## [Problem description]
Give the data a second time, exactly and in full.

□ □ □ □

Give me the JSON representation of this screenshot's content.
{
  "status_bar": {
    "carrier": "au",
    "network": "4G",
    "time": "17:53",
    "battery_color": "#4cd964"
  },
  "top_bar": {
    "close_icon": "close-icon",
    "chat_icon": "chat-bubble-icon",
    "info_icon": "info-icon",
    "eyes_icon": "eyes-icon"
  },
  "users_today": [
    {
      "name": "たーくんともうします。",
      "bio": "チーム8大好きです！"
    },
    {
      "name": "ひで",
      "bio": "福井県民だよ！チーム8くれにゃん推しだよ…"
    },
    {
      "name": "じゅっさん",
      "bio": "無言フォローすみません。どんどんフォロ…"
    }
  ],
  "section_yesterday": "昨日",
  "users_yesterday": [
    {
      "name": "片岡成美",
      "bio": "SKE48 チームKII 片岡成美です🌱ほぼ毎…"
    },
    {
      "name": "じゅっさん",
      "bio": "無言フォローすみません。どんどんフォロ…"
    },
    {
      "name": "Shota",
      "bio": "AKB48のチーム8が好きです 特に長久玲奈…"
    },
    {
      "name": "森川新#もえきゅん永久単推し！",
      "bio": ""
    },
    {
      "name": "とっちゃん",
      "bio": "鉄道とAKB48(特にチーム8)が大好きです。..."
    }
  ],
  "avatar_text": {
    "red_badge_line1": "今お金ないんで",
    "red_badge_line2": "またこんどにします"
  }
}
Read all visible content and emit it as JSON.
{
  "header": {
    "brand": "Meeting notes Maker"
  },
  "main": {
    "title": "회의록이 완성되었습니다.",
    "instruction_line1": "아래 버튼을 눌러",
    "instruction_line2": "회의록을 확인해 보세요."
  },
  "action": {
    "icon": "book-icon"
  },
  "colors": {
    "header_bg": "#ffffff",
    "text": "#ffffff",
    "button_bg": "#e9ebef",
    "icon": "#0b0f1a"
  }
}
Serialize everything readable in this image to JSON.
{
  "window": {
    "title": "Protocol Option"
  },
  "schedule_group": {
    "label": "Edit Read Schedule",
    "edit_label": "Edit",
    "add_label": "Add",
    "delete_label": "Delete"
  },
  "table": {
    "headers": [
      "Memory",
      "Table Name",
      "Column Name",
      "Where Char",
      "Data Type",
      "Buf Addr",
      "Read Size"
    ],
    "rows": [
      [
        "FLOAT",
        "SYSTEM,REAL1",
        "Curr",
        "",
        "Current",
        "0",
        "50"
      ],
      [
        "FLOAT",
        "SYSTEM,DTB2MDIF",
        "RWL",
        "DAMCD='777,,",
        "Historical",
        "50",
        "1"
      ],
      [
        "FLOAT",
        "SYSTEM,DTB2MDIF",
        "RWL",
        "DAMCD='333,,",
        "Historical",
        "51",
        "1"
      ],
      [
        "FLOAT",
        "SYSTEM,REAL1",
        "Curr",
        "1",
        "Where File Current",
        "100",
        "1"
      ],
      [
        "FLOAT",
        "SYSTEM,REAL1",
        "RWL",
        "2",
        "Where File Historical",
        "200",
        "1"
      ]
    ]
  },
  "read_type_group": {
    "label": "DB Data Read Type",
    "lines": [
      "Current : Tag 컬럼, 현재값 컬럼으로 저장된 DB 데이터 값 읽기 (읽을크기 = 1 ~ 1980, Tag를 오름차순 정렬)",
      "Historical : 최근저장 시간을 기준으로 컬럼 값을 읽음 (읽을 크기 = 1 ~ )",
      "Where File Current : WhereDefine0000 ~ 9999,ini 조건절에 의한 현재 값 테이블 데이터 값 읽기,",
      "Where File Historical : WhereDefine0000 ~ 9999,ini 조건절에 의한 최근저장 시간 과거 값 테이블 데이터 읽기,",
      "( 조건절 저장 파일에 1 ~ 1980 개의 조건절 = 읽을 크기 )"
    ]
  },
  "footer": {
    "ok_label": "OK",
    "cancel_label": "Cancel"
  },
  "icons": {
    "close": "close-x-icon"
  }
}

□ □ □ □

## [Response to the exercise]
Give me the JSON representation of this screenshot's content.
{
  "status_bar": {
    "carrier": "au",
    "network": "4G",
    "time": "17:53",
    "battery_color": "#4cd964"
  },
  "top_bar": {
    "close_icon": "close-icon",
    "chat_icon": "chat-bubble-icon",
    "info_icon": "info-icon",
    "eyes_icon": "eyes-icon"
  },
  "users_today": [
    {
      "name": "たーくんともうします。",
      "bio": "チーム8大好きです！"
    },
    {
      "name": "ひで",
      "bio": "福井県民だよ！チーム8くれにゃん推しだよ…"
    },
    {
      "name": "じゅっさん",
      "bio": "無言フォローすみません。どんどんフォロ…"
    }
  ],
  "section_yesterday": "昨日",
  "users_yesterday": [
    {
      "name": "片岡成美",
      "bio": "SKE48 チームKII 片岡成美です🌱ほぼ毎…"
    },
    {
      "name": "じゅっさん",
      "bio": "無言フォローすみません。どんどんフォロ…"
    },
    {
      "name": "Shota",
      "bio": "AKB48のチーム8が好きです 特に長久玲奈…"
    },
    {
      "name": "森川新#もえきゅん永久単推し！",
      "bio": ""
    },
    {
      "name": "とっちゃん",
      "bio": "鉄道とAKB48(特にチーム8)が大好きです。..."
    }
  ],
  "avatar_text": {
    "red_badge_line1": "今お金ないんで",
    "red_badge_line2": "またこんどにします"
  }
}
Read all visible content and emit it as JSON.
{
  "header": {
    "brand": "Meeting notes Maker"
  },
  "main": {
    "title": "회의록이 완성되었습니다.",
    "instruction_line1": "아래 버튼을 눌러",
    "instruction_line2": "회의록을 확인해 보세요."
  },
  "action": {
    "icon": "book-icon"
  },
  "colors": {
    "header_bg": "#ffffff",
    "text": "#ffffff",
    "button_bg": "#e9ebef",
    "icon": "#0b0f1a"
  }
}
Serialize everything readable in this image to JSON.
{
  "window": {
    "title": "Protocol Option"
  },
  "schedule_group": {
    "label": "Edit Read Schedule",
    "edit_label": "Edit",
    "add_label": "Add",
    "delete_label": "Delete"
  },
  "table": {
    "headers": [
      "Memory",
      "Table Name",
      "Column Name",
      "Where Char",
      "Data Type",
      "Buf Addr",
      "Read Size"
    ],
    "rows": [
      [
        "FLOAT",
        "SYSTEM,REAL1",
        "Curr",
        "",
        "Current",
        "0",
        "50"
      ],
      [
        "FLOAT",
        "SYSTEM,DTB2MDIF",
        "RWL",
        "DAMCD='777,,",
        "Historical",
        "50",
        "1"
      ],
      [
        "FLOAT",
        "SYSTEM,DTB2MDIF",
        "RWL",
        "DAMCD='333,,",
        "Historical",
        "51",
        "1"
      ],
      [
        "FLOAT",
        "SYSTEM,REAL1",
        "Curr",
        "1",
        "Where File Current",
        "100",
        "1"
      ],
      [
        "FLOAT",
        "SYSTEM,REAL1",
        "RWL",
        "2",
        "Where File Historical",
        "200",
        "1"
      ]
    ]
  },
  "read_type_group": {
    "label": "DB Data Read Type",
    "lines": [
      "Current : Tag 컬럼, 현재값 컬럼으로 저장된 DB 데이터 값 읽기 (읽을크기 = 1 ~ 1980, Tag를 오름차순 정렬)",
      "Historical : 최근저장 시간을 기준으로 컬럼 값을 읽음 (읽을 크기 = 1 ~ )",
      "Where File Current : WhereDefine0000 ~ 9999,ini 조건절에 의한 현재 값 테이블 데이터 값 읽기,",
      "Where File Historical : WhereDefine0000 ~ 9999,ini 조건절에 의한 최근저장 시간 과거 값 테이블 데이터 읽기,",
      "( 조건절 저장 파일에 1 ~ 1980 개의 조건절 = 읽을 크기 )"
    ]
  },
  "footer": {
    "ok_label": "OK",
    "cancel_label": "Cancel"
  },
  "icons": {
    "close": "close-x-icon"
  }
}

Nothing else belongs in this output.